= Layout dataset entries =
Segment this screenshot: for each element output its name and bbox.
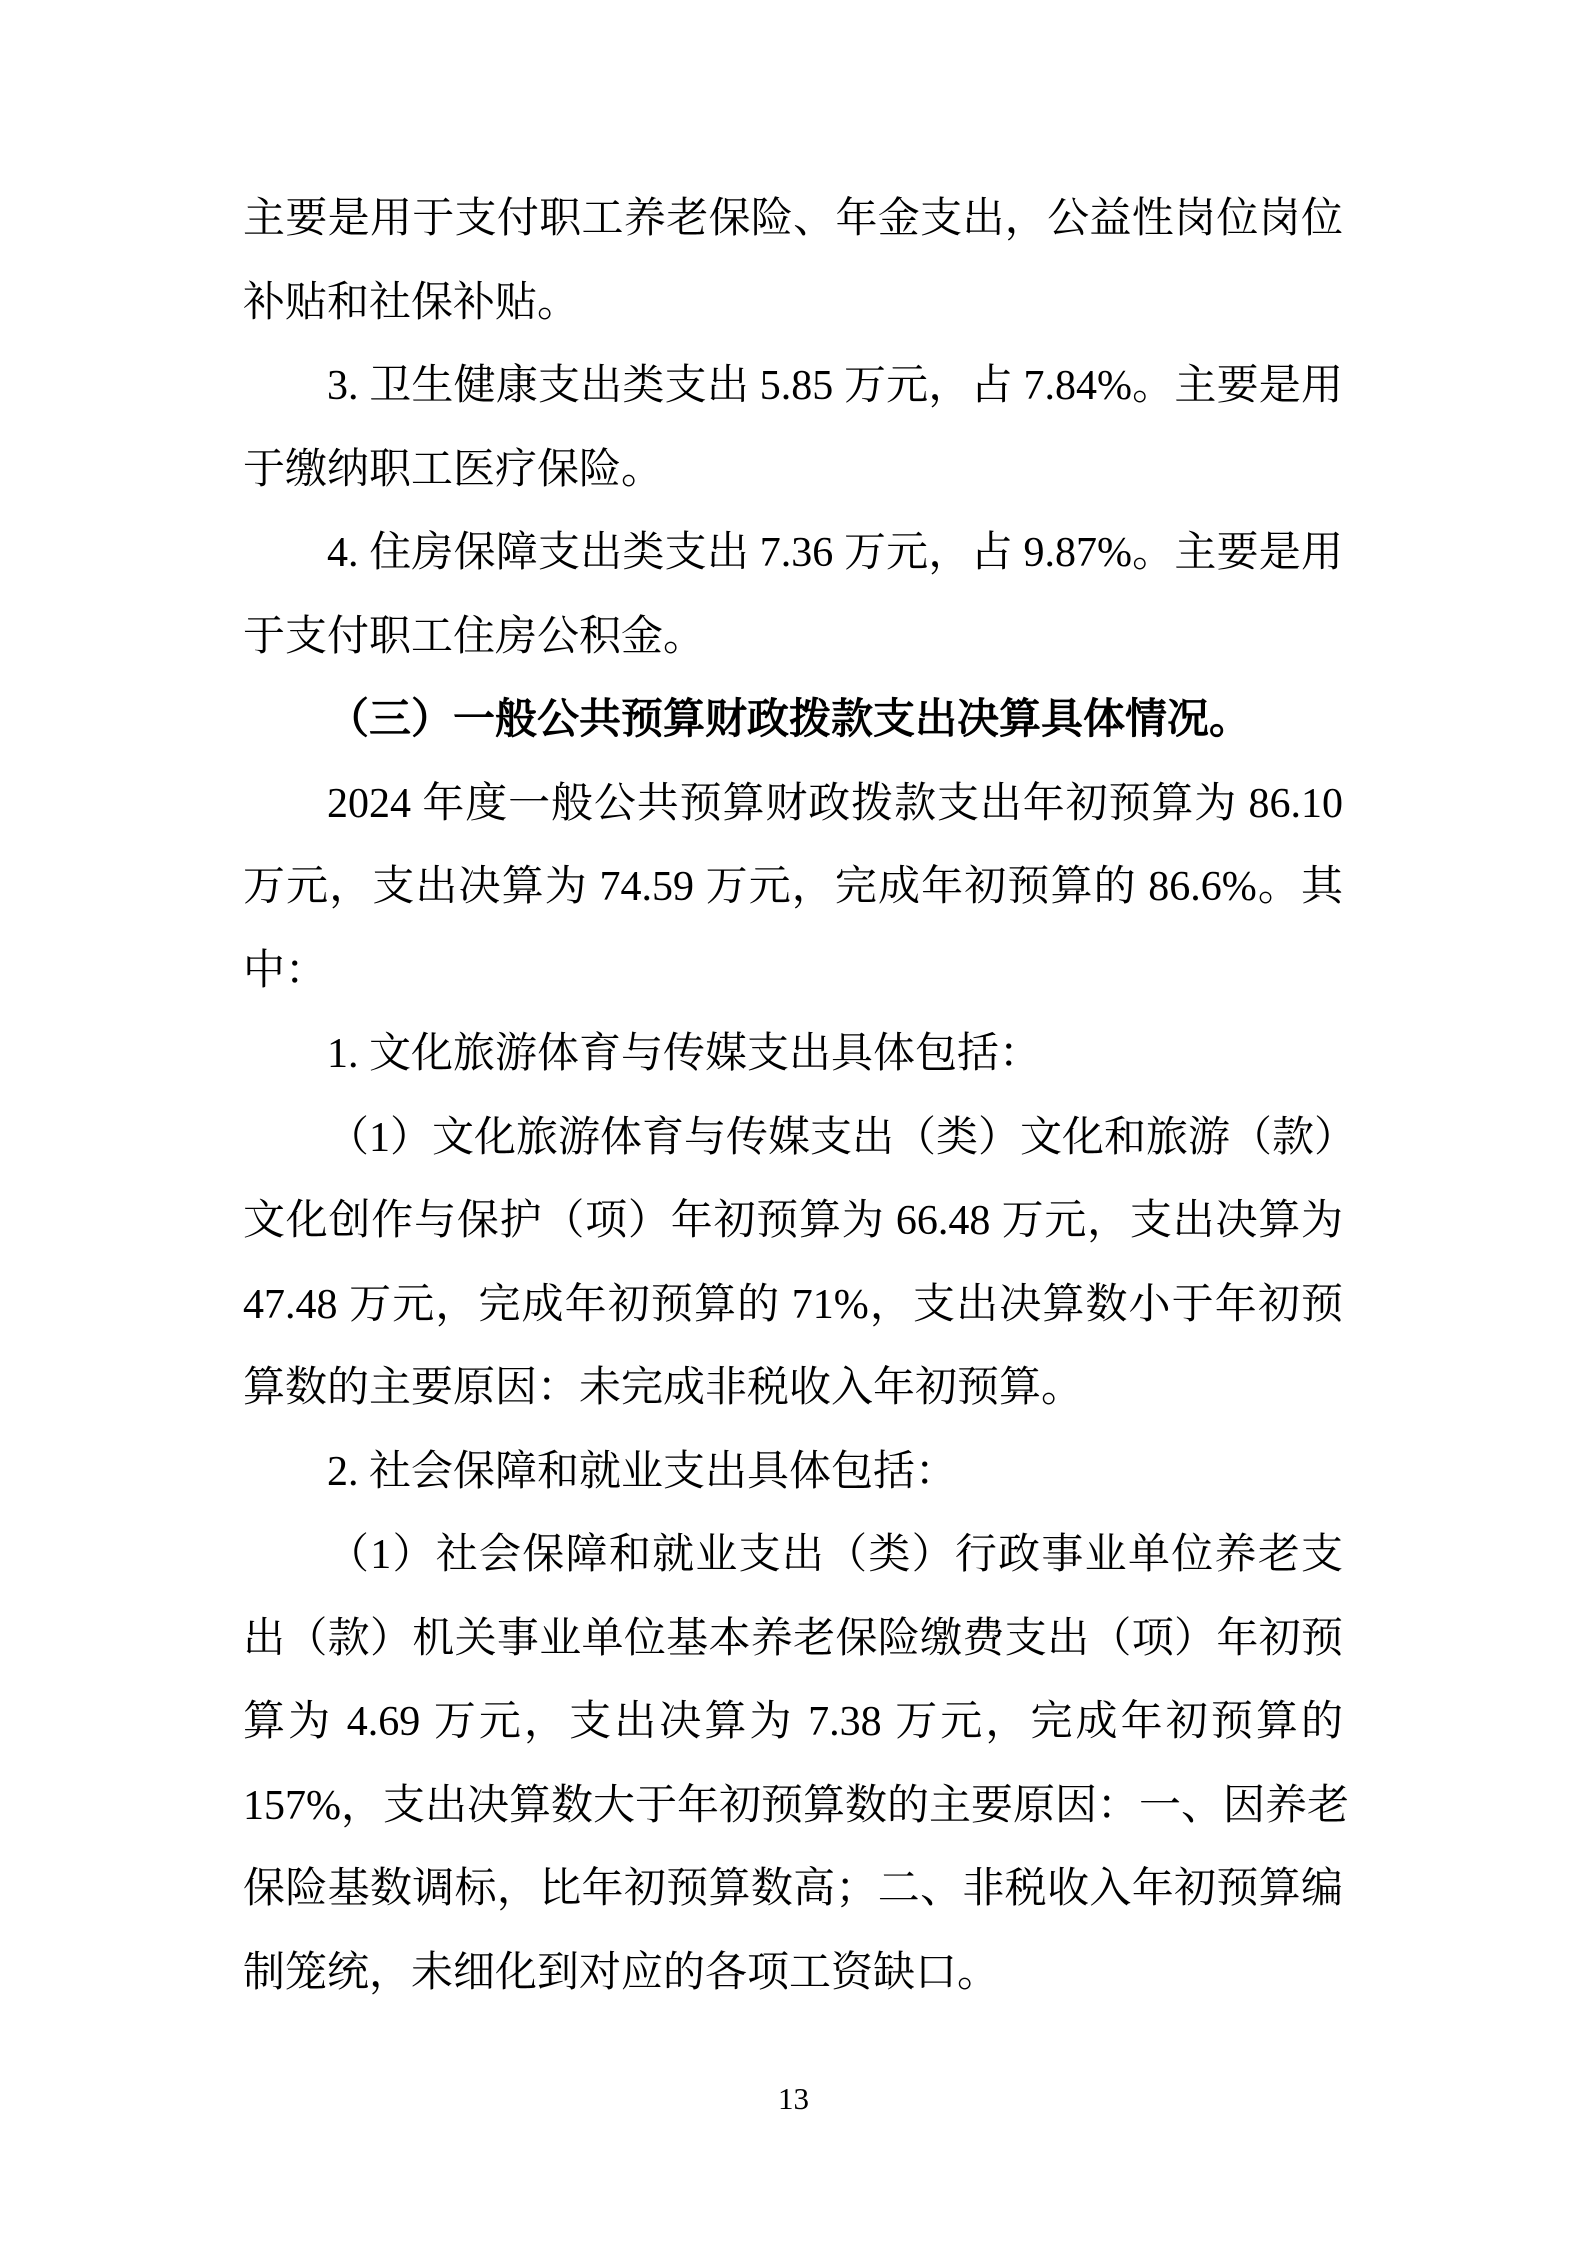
text-line: 补贴和社保补贴。 [243,262,1343,346]
paragraph: 3. 卫生健康支出类支出 5.85 万元，占 7.84%。主要是用于缴纳职工医疗… [243,345,1343,512]
text-line: 于支付职工住房公积金。 [243,596,1343,680]
document-page: 主要是用于支付职工养老保险、年金支出，公益性岗位岗位补贴和社保补贴。3. 卫生健… [0,0,1587,2245]
paragraph: 1. 文化旅游体育与传媒支出具体包括： [243,1013,1343,1097]
text-line: 制笼统，未细化到对应的各项工资缺口。 [243,1932,1343,2016]
text-line: 2. 社会保障和就业支出具体包括： [243,1431,1343,1515]
text-line: 算为 4.69 万元，支出决算为 7.38 万元，完成年初预算的 [243,1681,1343,1765]
text-line: 中： [243,930,1343,1014]
text-line: 3. 卫生健康支出类支出 5.85 万元，占 7.84%。主要是用 [243,345,1343,429]
paragraph: （1）文化旅游体育与传媒支出（类）文化和旅游（款）文化创作与保护（项）年初预算为… [243,1097,1343,1431]
paragraph: 主要是用于支付职工养老保险、年金支出，公益性岗位岗位补贴和社保补贴。 [243,178,1343,345]
text-line: 算数的主要原因：未完成非税收入年初预算。 [243,1347,1343,1431]
text-line: 157%，支出决算数大于年初预算数的主要原因：一、因养老 [243,1765,1343,1849]
text-line: 于缴纳职工医疗保险。 [243,429,1343,513]
text-line: 4. 住房保障支出类支出 7.36 万元，占 9.87%。主要是用 [243,512,1343,596]
paragraph: （三）一般公共预算财政拨款支出决算具体情况。 [243,679,1343,763]
text-line: 1. 文化旅游体育与传媒支出具体包括： [243,1013,1343,1097]
text-line: 保险基数调标，比年初预算数高；二、非税收入年初预算编 [243,1848,1343,1932]
paragraph: 4. 住房保障支出类支出 7.36 万元，占 9.87%。主要是用于支付职工住房… [243,512,1343,679]
text-line: （三）一般公共预算财政拨款支出决算具体情况。 [243,679,1343,763]
text-line: 出（款）机关事业单位基本养老保险缴费支出（项）年初预 [243,1598,1343,1682]
text-line: 主要是用于支付职工养老保险、年金支出，公益性岗位岗位 [243,178,1343,262]
paragraph: （1）社会保障和就业支出（类）行政事业单位养老支出（款）机关事业单位基本养老保险… [243,1514,1343,2015]
text-line: （1）社会保障和就业支出（类）行政事业单位养老支 [243,1514,1343,1598]
page-number: 13 [0,2082,1587,2116]
text-line: 2024 年度一般公共预算财政拨款支出年初预算为 86.10 [243,763,1343,847]
text-line: 万元，支出决算为 74.59 万元，完成年初预算的 86.6%。其 [243,846,1343,930]
text-line: 文化创作与保护（项）年初预算为 66.48 万元，支出决算为 [243,1180,1343,1264]
document-body: 主要是用于支付职工养老保险、年金支出，公益性岗位岗位补贴和社保补贴。3. 卫生健… [243,178,1343,2015]
text-line: （1）文化旅游体育与传媒支出（类）文化和旅游（款） [243,1097,1343,1181]
paragraph: 2. 社会保障和就业支出具体包括： [243,1431,1343,1515]
paragraph: 2024 年度一般公共预算财政拨款支出年初预算为 86.10万元，支出决算为 7… [243,763,1343,1014]
text-line: 47.48 万元，完成年初预算的 71%，支出决算数小于年初预 [243,1264,1343,1348]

= Stated goal =
Revise the records above by changing every occurrence of "paragraph" to "text-block", and leave everything else as it is. Omit the pictures from your answer.

= Solution to this problem =
Segment this screenshot: for each element output its name and bbox.
text-line: 补贴和社保补贴。 [243,262,1343,346]
text-block: 3. 卫生健康支出类支出 5.85 万元，占 7.84%。主要是用于缴纳职工医疗… [243,345,1343,512]
text-line: 于支付职工住房公积金。 [243,596,1343,680]
document-page: 主要是用于支付职工养老保险、年金支出，公益性岗位岗位补贴和社保补贴。3. 卫生健… [0,0,1587,2245]
text-block: 1. 文化旅游体育与传媒支出具体包括： [243,1013,1343,1097]
text-line: 制笼统，未细化到对应的各项工资缺口。 [243,1932,1343,2016]
text-line: 2. 社会保障和就业支出具体包括： [243,1431,1343,1515]
text-line: 算为 4.69 万元，支出决算为 7.38 万元，完成年初预算的 [243,1681,1343,1765]
text-line: 中： [243,930,1343,1014]
text-line: 3. 卫生健康支出类支出 5.85 万元，占 7.84%。主要是用 [243,345,1343,429]
text-block: （1）文化旅游体育与传媒支出（类）文化和旅游（款）文化创作与保护（项）年初预算为… [243,1097,1343,1431]
text-block: 主要是用于支付职工养老保险、年金支出，公益性岗位岗位补贴和社保补贴。 [243,178,1343,345]
text-line: 算数的主要原因：未完成非税收入年初预算。 [243,1347,1343,1431]
text-line: 157%，支出决算数大于年初预算数的主要原因：一、因养老 [243,1765,1343,1849]
text-line: 于缴纳职工医疗保险。 [243,429,1343,513]
text-line: 4. 住房保障支出类支出 7.36 万元，占 9.87%。主要是用 [243,512,1343,596]
text-block: （三）一般公共预算财政拨款支出决算具体情况。 [243,679,1343,763]
text-line: 1. 文化旅游体育与传媒支出具体包括： [243,1013,1343,1097]
text-line: 保险基数调标，比年初预算数高；二、非税收入年初预算编 [243,1848,1343,1932]
text-block: 4. 住房保障支出类支出 7.36 万元，占 9.87%。主要是用于支付职工住房… [243,512,1343,679]
text-line: （三）一般公共预算财政拨款支出决算具体情况。 [243,679,1343,763]
text-line: 出（款）机关事业单位基本养老保险缴费支出（项）年初预 [243,1598,1343,1682]
text-line: 主要是用于支付职工养老保险、年金支出，公益性岗位岗位 [243,178,1343,262]
text-block: （1）社会保障和就业支出（类）行政事业单位养老支出（款）机关事业单位基本养老保险… [243,1514,1343,2015]
text-line: （1）社会保障和就业支出（类）行政事业单位养老支 [243,1514,1343,1598]
page-number: 13 [0,2082,1587,2116]
text-line: 2024 年度一般公共预算财政拨款支出年初预算为 86.10 [243,763,1343,847]
text-line: 万元，支出决算为 74.59 万元，完成年初预算的 86.6%。其 [243,846,1343,930]
text-line: 文化创作与保护（项）年初预算为 66.48 万元，支出决算为 [243,1180,1343,1264]
document-body: 主要是用于支付职工养老保险、年金支出，公益性岗位岗位补贴和社保补贴。3. 卫生健… [243,178,1343,2015]
text-line: （1）文化旅游体育与传媒支出（类）文化和旅游（款） [243,1097,1343,1181]
text-block: 2. 社会保障和就业支出具体包括： [243,1431,1343,1515]
text-block: 2024 年度一般公共预算财政拨款支出年初预算为 86.10万元，支出决算为 7… [243,763,1343,1014]
text-line: 47.48 万元，完成年初预算的 71%，支出决算数小于年初预 [243,1264,1343,1348]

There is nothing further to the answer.